*INSTRUCTIONS TO FOLLOW*: Copy out each line of the data holding "Streets".

*THE RECORDS*:
--------------------
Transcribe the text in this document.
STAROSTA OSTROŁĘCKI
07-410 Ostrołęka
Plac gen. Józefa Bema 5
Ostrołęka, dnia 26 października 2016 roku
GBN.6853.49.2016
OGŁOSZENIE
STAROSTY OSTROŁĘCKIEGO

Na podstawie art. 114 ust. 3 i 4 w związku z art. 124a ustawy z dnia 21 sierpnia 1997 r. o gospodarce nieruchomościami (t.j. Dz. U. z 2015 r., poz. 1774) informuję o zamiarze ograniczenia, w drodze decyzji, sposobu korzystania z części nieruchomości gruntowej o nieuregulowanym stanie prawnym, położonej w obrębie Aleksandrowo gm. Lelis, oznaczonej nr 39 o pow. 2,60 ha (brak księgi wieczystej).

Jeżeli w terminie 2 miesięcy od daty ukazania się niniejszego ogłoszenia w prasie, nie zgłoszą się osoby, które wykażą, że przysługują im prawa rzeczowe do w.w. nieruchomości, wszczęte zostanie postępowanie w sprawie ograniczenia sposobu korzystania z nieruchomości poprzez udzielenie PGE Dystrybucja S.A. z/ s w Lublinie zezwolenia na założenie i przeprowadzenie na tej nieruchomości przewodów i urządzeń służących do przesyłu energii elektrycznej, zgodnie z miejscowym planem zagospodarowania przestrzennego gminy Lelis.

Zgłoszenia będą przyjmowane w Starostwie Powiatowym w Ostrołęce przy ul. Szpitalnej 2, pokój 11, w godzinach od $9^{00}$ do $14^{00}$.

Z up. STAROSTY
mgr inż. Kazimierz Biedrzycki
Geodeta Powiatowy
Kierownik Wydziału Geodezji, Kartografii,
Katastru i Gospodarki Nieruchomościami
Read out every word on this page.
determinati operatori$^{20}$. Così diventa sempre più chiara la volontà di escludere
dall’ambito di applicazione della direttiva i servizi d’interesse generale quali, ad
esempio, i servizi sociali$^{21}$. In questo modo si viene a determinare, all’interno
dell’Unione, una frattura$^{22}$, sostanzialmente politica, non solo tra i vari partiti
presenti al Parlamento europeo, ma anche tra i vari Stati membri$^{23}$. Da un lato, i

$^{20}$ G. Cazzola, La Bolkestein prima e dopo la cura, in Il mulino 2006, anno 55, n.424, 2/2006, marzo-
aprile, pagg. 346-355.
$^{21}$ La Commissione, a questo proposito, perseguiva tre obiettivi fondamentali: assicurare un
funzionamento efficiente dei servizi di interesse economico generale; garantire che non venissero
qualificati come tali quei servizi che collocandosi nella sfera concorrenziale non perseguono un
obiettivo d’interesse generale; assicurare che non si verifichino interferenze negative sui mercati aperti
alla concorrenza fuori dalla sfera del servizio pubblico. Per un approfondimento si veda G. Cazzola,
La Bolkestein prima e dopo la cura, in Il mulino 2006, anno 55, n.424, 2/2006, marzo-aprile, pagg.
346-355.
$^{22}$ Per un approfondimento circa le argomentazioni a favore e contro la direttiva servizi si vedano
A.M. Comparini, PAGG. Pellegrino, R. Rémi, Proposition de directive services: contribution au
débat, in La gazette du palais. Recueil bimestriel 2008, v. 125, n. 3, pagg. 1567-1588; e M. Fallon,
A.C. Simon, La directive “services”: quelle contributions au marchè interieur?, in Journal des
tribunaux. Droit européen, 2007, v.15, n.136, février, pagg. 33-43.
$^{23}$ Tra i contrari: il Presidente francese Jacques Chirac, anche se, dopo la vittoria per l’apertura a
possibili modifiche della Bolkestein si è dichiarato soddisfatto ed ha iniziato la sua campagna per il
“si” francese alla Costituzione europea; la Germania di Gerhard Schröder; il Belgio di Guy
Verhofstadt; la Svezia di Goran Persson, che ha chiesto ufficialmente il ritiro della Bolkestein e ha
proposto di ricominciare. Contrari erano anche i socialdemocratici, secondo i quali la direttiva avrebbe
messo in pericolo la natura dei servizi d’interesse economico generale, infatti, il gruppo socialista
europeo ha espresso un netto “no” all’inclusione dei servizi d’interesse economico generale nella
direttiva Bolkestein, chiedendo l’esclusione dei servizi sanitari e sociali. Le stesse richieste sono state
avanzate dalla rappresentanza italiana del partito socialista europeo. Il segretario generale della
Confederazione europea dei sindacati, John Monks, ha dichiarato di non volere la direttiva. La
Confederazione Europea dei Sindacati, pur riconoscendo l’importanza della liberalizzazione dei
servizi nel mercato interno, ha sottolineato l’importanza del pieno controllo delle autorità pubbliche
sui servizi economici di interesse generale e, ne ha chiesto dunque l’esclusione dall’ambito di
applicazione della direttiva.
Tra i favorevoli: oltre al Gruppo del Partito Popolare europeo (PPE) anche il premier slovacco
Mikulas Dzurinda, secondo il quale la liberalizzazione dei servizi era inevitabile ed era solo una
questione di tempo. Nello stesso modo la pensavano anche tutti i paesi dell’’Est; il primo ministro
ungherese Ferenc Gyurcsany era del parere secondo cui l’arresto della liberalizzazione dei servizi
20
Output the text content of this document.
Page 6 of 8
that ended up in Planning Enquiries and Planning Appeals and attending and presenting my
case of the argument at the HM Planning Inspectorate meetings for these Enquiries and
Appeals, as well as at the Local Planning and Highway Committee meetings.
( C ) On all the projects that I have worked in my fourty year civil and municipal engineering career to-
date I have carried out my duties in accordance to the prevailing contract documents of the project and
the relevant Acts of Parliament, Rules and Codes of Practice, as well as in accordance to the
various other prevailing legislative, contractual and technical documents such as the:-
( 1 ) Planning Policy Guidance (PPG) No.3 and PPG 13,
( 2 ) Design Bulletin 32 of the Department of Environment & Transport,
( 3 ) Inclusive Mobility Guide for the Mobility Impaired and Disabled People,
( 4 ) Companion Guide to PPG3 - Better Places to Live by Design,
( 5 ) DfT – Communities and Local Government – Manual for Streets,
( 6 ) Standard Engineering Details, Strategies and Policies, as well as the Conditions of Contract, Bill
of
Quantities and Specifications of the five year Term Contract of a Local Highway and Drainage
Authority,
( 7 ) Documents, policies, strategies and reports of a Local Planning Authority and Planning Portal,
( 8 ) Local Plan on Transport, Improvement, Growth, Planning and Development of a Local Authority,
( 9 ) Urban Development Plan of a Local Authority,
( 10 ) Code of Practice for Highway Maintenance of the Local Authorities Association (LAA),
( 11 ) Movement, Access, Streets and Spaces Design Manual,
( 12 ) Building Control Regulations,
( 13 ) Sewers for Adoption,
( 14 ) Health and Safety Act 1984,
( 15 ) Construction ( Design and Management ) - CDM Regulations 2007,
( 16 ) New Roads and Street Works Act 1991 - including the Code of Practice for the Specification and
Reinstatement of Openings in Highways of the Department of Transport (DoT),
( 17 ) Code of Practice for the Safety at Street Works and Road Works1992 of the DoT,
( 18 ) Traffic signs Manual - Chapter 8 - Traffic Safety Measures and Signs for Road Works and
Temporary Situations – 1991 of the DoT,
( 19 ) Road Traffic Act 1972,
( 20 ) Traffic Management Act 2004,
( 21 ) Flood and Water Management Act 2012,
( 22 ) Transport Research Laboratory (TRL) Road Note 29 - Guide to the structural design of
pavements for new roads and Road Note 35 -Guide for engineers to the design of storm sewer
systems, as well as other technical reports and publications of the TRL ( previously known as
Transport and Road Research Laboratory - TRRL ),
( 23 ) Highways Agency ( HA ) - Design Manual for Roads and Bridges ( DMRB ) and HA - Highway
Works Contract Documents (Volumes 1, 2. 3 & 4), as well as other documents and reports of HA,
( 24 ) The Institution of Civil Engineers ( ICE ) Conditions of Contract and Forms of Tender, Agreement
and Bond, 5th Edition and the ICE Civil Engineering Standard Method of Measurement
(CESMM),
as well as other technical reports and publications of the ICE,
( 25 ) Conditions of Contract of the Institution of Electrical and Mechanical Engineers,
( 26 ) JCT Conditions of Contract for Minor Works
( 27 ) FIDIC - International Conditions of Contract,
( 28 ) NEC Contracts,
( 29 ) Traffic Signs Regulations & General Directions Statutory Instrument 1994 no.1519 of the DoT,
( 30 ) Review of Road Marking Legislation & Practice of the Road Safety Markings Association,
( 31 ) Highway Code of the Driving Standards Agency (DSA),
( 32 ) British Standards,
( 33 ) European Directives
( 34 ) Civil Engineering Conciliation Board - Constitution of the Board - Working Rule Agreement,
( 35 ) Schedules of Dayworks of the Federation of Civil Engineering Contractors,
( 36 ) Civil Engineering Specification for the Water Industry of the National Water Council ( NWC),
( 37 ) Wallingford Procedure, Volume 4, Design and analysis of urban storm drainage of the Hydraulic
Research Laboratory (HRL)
--------------------
*COMPLETED TASK*:
( 5 ) DfT – Communities and Local Government – Manual for Streets,
( 11 ) Movement, Access, Streets and Spaces Design Manual,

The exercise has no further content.